-------- Выбранный отрывок

Третьяго іюня 1743 года у бѣднаго гарнизоннаго офицера Державина, въ городѣ Казани, родился первый ребенокъ, сынъ, названный Гавріиломъ. Новорожденный былъ такъ слабъ и хилъ, что его тотчасъ-же пришлось, по обычаю «запекать въ хлѣбѣ» т. е. класть въ теплое тѣсто. Родители его очень сожалѣли о томъ, что средства ихъ не позволяютъ прибѣгнуть къ болѣе вѣрному способу сохраненія жизни ребенка, а именно класть его всякій день въ теплую шкуру теленка, только что отдѣленную отъ мяса. Однако и тѣсто помогло, ребенокъ пережилъ первый мѣсяцъ, самый опасный, и остался на бѣломъ свѣтѣ, чтобы со временемъ стать великимъ поэтомъ.

Послѣ сына явилось на свѣтѣ еще двое дѣтей, но вскорѣ они умерли. Выбиваясь кое-какъ изъ стѣсненныхъ обстоятельствъ, почти изъ бѣдности, отецъ Державина бросался на все, что обѣщало ему вѣрный кусокъ хлѣба. Разумѣется кромѣ офицерской службы онъ не могъ ничѣмъ добывать его. Такимъ образомъ, онъ мѣнялъ мѣста служенія, и все дѣтство маленькаго Гаврилы прошло въ путешествіяхъ и передвиженіяхъ. Сначала отецъ перешелъ на службу изъ Казани въ Яранскъ, но и тамъ не очень повезло ему, и перешелъ въ Ставрополь. Здѣсь прожилъ онъ еще довольно долго, но затѣмъ былъ зачисленъ въ Пензенскій пѣхотный полкъ и долженъ былъ снова перебираться на жительство въ Оренбургъ.

----------------
-------- Записи данных

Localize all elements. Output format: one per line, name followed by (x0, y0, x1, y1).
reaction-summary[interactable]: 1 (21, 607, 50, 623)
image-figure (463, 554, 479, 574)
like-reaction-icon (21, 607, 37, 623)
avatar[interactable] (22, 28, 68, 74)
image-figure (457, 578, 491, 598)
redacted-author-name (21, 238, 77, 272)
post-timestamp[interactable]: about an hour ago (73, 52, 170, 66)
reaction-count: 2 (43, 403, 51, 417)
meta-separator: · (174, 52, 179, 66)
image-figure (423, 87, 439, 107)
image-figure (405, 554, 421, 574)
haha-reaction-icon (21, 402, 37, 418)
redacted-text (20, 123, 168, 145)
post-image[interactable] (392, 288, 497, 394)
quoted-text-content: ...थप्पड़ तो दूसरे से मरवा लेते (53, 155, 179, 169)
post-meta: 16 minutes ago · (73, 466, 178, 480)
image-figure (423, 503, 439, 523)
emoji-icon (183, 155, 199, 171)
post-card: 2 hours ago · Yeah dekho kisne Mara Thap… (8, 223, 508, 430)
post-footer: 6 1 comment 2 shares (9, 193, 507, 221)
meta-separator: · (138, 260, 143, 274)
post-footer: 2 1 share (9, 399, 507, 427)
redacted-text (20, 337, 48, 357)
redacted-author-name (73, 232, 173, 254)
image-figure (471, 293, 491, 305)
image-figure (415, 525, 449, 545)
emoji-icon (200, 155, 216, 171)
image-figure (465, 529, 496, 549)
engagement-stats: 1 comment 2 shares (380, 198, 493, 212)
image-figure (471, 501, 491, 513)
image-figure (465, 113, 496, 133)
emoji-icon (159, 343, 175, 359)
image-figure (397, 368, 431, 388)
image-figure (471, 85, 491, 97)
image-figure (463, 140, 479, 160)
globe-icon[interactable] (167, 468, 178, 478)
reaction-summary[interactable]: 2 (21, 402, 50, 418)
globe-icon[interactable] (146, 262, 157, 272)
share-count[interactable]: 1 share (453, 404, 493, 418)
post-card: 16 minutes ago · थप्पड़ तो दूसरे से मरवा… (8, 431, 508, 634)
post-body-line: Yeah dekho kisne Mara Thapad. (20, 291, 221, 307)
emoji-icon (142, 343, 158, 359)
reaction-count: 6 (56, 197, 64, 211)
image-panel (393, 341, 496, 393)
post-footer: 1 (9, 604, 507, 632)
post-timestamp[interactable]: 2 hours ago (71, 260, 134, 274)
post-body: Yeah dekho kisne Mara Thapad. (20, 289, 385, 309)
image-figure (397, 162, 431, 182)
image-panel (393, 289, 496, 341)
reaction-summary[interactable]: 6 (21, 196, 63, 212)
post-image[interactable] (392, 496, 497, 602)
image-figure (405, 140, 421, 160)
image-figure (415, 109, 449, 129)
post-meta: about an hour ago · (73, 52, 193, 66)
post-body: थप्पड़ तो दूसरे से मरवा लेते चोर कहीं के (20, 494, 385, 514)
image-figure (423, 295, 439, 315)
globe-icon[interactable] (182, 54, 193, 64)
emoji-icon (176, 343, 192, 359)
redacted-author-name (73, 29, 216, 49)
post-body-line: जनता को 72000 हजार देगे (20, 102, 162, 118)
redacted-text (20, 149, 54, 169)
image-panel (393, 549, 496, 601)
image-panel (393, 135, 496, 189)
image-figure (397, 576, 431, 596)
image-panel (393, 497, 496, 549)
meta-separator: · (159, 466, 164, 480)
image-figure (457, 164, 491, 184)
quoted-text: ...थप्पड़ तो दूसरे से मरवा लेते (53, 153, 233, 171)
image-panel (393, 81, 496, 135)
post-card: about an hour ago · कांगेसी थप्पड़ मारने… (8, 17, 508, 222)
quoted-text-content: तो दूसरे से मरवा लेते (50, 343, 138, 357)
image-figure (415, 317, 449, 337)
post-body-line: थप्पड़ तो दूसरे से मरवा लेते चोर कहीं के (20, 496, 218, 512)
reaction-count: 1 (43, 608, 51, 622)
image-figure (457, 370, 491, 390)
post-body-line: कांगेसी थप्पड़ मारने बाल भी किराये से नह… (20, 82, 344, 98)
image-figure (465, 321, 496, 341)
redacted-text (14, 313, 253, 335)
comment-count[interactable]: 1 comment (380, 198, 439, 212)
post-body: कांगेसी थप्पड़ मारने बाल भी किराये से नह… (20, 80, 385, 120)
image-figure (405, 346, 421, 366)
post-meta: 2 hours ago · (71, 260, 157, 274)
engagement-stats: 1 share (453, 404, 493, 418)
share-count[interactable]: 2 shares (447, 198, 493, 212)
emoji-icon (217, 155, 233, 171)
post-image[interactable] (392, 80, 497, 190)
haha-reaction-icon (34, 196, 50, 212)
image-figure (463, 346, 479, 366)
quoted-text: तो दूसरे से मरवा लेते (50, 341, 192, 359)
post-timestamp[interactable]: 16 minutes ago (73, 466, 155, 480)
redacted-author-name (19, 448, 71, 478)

----------------

Воспроизведите дословно фрагмент текста о детстве Державина от слов «Третьяго іюня 1743» до слов «стать великимъ поэтомъ.» включительно.

> **Решение задания**:
Третьяго іюня 1743 года у бѣднаго гарнизоннаго офицера Державина, въ городѣ Казани, родился первый ребенокъ, сынъ, названный Гавріиломъ. Новорожденный былъ такъ слабъ и хилъ, что его тотчасъ-же пришлось, по обычаю «запекать въ хлѣбѣ» т. е. класть въ теплое тѣсто. Родители его очень сожалѣли о томъ, что средства ихъ не позволяютъ прибѣгнуть къ болѣе вѣрному способу сохраненія жизни ребенка, а именно класть его всякій день въ теплую шкуру теленка, только что отдѣленную отъ мяса. Однако и тѣсто помогло, ребенокъ пережилъ первый мѣсяцъ, самый опасный, и остался на бѣломъ свѣтѣ, чтобы со временемъ стать великимъ поэтомъ.